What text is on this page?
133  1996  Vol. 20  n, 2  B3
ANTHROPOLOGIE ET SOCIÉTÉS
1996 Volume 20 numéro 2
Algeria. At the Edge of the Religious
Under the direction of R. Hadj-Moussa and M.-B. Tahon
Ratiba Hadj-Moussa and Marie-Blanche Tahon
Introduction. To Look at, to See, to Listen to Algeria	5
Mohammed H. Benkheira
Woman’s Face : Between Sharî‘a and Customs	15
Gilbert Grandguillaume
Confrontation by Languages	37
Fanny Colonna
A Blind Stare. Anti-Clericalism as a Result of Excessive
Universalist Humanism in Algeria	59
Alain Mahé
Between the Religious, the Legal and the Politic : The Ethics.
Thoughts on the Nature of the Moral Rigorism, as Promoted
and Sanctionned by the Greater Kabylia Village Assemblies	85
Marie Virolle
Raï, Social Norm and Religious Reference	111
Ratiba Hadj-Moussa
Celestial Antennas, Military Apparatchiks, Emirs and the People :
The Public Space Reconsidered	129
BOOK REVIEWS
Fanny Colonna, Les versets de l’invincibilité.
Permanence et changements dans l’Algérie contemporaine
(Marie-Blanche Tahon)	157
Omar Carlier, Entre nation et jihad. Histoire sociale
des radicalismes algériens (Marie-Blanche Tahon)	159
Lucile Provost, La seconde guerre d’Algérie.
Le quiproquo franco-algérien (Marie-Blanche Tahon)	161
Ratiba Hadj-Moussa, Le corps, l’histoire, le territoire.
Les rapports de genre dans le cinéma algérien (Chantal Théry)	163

○ ○ ○ ○ ○

Copy every record exactly, with nothing added or dropped.

## Output of the task
What text is on this page?
133  1996  Vol. 20  n, 2  B3
ANTHROPOLOGIE ET SOCIÉTÉS
1996 Volume 20 numéro 2
Algeria. At the Edge of the Religious
Under the direction of R. Hadj-Moussa and M.-B. Tahon
Ratiba Hadj-Moussa and Marie-Blanche Tahon
Introduction. To Look at, to See, to Listen to Algeria	5
Mohammed H. Benkheira
Woman’s Face : Between Sharî‘a and Customs	15
Gilbert Grandguillaume
Confrontation by Languages	37
Fanny Colonna
A Blind Stare. Anti-Clericalism as a Result of Excessive
Universalist Humanism in Algeria	59
Alain Mahé
Between the Religious, the Legal and the Politic : The Ethics.
Thoughts on the Nature of the Moral Rigorism, as Promoted
and Sanctionned by the Greater Kabylia Village Assemblies	85
Marie Virolle
Raï, Social Norm and Religious Reference	111
Ratiba Hadj-Moussa
Celestial Antennas, Military Apparatchiks, Emirs and the People :
The Public Space Reconsidered	129
BOOK REVIEWS
Fanny Colonna, Les versets de l’invincibilité.
Permanence et changements dans l’Algérie contemporaine
(Marie-Blanche Tahon)	157
Omar Carlier, Entre nation et jihad. Histoire sociale
des radicalismes algériens (Marie-Blanche Tahon)	159
Lucile Provost, La seconde guerre d’Algérie.
Le quiproquo franco-algérien (Marie-Blanche Tahon)	161
Ratiba Hadj-Moussa, Le corps, l’histoire, le territoire.
Les rapports de genre dans le cinéma algérien (Chantal Théry)	163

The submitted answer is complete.